- _Task_
From the entries below, list each line with "қиюшы".

- _Provided information_
──────────

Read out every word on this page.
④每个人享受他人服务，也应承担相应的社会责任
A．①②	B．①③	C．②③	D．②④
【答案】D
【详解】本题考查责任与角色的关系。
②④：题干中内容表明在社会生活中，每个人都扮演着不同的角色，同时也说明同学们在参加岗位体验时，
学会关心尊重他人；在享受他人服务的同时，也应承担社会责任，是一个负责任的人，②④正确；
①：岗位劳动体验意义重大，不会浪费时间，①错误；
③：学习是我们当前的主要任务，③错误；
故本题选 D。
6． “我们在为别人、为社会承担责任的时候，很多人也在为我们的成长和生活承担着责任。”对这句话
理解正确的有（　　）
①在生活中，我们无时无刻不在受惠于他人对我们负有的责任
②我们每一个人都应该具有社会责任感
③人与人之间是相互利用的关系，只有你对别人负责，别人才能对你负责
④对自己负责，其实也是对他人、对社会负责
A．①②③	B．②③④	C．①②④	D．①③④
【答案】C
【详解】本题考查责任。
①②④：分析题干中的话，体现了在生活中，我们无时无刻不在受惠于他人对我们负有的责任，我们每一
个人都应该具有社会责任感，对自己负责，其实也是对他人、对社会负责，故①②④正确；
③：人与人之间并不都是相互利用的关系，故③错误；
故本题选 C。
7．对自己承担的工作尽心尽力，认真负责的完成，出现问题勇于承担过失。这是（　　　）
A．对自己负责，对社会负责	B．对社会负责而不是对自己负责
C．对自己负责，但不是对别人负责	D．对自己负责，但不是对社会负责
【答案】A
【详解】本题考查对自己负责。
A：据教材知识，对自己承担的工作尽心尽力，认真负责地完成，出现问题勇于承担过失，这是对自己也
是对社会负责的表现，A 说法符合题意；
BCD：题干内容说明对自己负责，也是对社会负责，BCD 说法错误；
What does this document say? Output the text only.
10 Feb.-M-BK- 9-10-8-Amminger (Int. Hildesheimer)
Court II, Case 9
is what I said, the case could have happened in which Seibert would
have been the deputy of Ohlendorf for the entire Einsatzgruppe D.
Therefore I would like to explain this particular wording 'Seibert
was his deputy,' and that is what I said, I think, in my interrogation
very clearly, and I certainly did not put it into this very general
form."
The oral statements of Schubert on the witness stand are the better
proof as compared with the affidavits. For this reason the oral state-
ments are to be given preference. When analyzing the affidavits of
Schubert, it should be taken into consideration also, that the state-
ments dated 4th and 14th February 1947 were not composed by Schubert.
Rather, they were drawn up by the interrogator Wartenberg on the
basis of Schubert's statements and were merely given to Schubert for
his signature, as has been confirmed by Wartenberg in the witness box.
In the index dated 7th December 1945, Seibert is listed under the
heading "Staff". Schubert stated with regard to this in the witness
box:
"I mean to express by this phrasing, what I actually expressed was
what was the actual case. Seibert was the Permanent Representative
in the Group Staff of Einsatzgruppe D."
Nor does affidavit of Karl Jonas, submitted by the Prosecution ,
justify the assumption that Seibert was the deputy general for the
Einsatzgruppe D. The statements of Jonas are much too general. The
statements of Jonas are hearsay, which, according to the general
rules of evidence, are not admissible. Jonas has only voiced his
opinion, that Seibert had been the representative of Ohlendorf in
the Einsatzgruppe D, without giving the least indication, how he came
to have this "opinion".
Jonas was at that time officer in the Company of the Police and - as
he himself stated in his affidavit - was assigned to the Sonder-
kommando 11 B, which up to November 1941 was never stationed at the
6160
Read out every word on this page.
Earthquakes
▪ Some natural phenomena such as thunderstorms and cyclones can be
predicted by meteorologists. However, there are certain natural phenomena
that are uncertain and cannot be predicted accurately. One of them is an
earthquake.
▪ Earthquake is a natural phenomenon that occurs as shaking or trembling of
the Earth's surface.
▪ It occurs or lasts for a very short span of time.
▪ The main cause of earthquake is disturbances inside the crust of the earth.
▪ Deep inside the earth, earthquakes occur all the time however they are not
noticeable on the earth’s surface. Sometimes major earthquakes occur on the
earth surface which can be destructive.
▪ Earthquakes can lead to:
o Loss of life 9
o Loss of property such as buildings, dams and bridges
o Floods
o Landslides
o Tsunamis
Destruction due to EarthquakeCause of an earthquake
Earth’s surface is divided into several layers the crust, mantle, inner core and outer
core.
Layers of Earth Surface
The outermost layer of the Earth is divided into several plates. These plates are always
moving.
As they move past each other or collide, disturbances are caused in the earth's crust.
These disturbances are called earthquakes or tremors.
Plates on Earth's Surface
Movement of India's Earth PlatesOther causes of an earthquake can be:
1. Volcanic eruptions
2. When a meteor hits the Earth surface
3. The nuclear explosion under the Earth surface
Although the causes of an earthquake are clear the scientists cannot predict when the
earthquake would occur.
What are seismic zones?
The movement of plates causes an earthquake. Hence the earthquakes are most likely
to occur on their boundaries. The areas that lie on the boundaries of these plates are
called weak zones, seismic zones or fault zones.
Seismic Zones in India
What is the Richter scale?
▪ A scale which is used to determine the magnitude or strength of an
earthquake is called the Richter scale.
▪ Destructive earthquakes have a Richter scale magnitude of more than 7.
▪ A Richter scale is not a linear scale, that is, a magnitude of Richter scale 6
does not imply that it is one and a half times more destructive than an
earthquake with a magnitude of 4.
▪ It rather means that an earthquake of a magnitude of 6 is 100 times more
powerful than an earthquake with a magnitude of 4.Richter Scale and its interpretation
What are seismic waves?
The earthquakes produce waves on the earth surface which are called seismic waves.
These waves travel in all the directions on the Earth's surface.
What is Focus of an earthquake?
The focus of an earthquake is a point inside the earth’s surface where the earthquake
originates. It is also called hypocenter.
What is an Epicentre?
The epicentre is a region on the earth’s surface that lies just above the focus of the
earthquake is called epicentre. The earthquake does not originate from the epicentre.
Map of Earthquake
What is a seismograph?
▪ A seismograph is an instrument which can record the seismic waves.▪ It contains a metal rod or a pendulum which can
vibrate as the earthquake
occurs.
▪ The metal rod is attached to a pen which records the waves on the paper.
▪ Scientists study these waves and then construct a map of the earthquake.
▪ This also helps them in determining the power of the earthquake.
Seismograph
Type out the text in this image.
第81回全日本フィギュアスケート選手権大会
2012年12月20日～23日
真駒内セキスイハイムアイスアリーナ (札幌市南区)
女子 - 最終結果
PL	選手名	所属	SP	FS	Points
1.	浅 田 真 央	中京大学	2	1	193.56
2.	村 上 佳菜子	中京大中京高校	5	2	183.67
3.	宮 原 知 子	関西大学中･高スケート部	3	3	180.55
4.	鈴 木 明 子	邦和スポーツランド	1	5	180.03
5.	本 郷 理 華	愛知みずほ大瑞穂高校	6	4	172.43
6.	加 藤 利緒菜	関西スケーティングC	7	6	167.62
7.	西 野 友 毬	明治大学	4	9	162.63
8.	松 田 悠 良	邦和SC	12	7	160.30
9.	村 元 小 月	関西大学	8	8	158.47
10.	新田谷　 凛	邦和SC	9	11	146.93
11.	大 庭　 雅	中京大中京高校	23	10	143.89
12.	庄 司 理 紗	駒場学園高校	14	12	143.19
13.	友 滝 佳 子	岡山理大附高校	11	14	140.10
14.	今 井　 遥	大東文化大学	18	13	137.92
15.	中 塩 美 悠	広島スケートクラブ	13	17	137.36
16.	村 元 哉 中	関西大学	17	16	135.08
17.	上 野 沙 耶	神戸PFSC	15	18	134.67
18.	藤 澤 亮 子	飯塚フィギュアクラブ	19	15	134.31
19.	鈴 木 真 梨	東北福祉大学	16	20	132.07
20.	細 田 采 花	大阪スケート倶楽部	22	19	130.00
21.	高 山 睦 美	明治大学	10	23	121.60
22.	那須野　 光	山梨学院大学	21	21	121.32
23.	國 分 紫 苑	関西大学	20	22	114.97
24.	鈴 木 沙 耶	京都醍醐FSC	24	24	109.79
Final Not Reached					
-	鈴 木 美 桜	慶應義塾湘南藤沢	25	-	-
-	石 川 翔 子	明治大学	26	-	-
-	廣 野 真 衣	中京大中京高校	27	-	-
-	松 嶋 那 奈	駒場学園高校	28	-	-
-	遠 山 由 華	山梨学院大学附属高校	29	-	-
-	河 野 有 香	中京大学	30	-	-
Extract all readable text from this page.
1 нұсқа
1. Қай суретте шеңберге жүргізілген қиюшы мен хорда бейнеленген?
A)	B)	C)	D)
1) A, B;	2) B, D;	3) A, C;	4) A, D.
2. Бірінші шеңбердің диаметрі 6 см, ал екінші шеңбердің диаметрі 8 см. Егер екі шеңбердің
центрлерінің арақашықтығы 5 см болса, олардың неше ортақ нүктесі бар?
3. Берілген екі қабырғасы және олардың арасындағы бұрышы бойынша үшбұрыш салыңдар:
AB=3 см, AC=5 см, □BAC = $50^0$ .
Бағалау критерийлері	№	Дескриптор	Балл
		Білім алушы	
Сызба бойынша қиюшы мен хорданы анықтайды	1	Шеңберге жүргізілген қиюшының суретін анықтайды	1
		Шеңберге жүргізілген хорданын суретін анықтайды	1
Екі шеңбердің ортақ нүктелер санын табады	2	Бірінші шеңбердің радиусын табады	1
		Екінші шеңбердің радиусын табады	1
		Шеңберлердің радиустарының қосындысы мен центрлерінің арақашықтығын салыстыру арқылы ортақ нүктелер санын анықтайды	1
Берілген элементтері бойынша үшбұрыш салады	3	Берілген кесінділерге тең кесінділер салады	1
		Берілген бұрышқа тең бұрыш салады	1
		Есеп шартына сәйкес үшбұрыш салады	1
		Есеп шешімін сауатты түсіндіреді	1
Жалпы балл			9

──────────

- _The completed task_
1. Қай суретте шеңберге жүргізілген қиюшы мен хорда бейнеленген?
Сызба бойынша қиюшы мен хорданы анықтайды	1	Шеңберге жүргізілген қиюшының суретін анықтайды	1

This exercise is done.